▶ _AIM OF THE TASK_: Go through the entries below and write each one out exactly.

— Start DATASET EXTRACT —

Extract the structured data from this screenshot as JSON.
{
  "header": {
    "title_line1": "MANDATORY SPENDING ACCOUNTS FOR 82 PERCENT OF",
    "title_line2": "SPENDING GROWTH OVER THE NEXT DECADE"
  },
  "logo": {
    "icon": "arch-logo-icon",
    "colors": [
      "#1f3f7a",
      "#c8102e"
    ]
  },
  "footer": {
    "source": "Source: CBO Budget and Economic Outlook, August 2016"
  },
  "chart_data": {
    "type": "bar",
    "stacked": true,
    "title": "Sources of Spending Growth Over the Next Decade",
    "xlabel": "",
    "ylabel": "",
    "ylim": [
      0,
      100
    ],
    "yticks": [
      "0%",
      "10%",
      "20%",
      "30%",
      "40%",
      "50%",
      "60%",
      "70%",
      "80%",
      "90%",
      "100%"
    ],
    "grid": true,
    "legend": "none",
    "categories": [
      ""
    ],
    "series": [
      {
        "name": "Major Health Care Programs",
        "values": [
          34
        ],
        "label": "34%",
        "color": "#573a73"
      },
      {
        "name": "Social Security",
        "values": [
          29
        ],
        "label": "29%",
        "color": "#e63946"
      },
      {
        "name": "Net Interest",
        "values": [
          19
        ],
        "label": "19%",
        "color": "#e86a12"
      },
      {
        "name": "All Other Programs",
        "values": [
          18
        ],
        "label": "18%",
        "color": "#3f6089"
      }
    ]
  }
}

— End DATASET EXTRACT —

▶ _TASK SOLUTION_:
Extract the structured data from this screenshot as JSON.
{
  "header": {
    "title_line1": "MANDATORY SPENDING ACCOUNTS FOR 82 PERCENT OF",
    "title_line2": "SPENDING GROWTH OVER THE NEXT DECADE"
  },
  "logo": {
    "icon": "arch-logo-icon",
    "colors": [
      "#1f3f7a",
      "#c8102e"
    ]
  },
  "footer": {
    "source": "Source: CBO Budget and Economic Outlook, August 2016"
  },
  "chart_data": {
    "type": "bar",
    "stacked": true,
    "title": "Sources of Spending Growth Over the Next Decade",
    "xlabel": "",
    "ylabel": "",
    "ylim": [
      0,
      100
    ],
    "yticks": [
      "0%",
      "10%",
      "20%",
      "30%",
      "40%",
      "50%",
      "60%",
      "70%",
      "80%",
      "90%",
      "100%"
    ],
    "grid": true,
    "legend": "none",
    "categories": [
      ""
    ],
    "series": [
      {
        "name": "Major Health Care Programs",
        "values": [
          34
        ],
        "label": "34%",
        "color": "#573a73"
      },
      {
        "name": "Social Security",
        "values": [
          29
        ],
        "label": "29%",
        "color": "#e63946"
      },
      {
        "name": "Net Interest",
        "values": [
          19
        ],
        "label": "19%",
        "color": "#e86a12"
      },
      {
        "name": "All Other Programs",
        "values": [
          18
        ],
        "label": "18%",
        "color": "#3f6089"
      }
    ]
  }
}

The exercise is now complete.